Data extracted from a collection:
--- start ---

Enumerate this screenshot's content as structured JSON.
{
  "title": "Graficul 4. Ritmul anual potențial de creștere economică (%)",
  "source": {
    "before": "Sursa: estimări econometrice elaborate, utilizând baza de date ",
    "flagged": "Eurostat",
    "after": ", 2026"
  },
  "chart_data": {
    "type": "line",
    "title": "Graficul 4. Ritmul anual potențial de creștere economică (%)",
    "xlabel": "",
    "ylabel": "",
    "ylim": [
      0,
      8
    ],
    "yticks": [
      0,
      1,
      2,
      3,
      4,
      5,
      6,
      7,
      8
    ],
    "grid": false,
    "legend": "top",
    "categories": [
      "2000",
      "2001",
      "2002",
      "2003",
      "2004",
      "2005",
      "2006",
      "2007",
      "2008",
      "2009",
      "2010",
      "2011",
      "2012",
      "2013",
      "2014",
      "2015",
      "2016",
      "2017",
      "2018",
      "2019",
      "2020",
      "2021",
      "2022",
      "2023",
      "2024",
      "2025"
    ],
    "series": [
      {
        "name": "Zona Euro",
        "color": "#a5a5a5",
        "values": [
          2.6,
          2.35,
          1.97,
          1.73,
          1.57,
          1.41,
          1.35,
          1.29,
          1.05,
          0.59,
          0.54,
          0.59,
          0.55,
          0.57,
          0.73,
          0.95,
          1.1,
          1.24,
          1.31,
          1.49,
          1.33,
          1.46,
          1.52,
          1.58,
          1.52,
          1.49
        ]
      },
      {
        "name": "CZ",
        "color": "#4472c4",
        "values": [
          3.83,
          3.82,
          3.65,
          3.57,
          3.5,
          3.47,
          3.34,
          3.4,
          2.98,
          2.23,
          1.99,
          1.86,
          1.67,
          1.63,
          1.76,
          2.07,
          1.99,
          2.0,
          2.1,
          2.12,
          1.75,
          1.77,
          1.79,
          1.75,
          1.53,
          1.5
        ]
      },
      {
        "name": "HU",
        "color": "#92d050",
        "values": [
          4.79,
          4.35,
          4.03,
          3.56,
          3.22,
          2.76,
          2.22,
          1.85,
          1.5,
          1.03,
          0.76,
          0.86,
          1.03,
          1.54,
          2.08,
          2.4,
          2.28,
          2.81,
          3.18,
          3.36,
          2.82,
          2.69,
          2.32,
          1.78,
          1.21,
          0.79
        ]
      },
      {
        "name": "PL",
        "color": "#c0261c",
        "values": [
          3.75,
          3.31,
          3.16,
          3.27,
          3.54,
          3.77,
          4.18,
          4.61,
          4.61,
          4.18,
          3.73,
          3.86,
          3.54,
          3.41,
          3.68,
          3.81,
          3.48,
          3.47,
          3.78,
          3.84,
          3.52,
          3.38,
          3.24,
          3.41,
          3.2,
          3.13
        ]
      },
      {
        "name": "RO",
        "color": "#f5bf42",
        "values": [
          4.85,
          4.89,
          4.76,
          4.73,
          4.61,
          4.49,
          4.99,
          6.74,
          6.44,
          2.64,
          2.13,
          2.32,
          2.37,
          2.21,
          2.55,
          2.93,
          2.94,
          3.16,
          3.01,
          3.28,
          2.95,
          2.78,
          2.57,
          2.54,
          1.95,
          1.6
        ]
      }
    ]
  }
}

--- end ---

• EXERCISE: Search the lines above for the string "title", then show every one that has it.

• SOLUTION TO THIS TASK:
  "title": "Graficul 4. Ritmul anual potențial de creștere economică (%)",
    "title": "Graficul 4. Ritmul anual potențial de creștere economică (%)",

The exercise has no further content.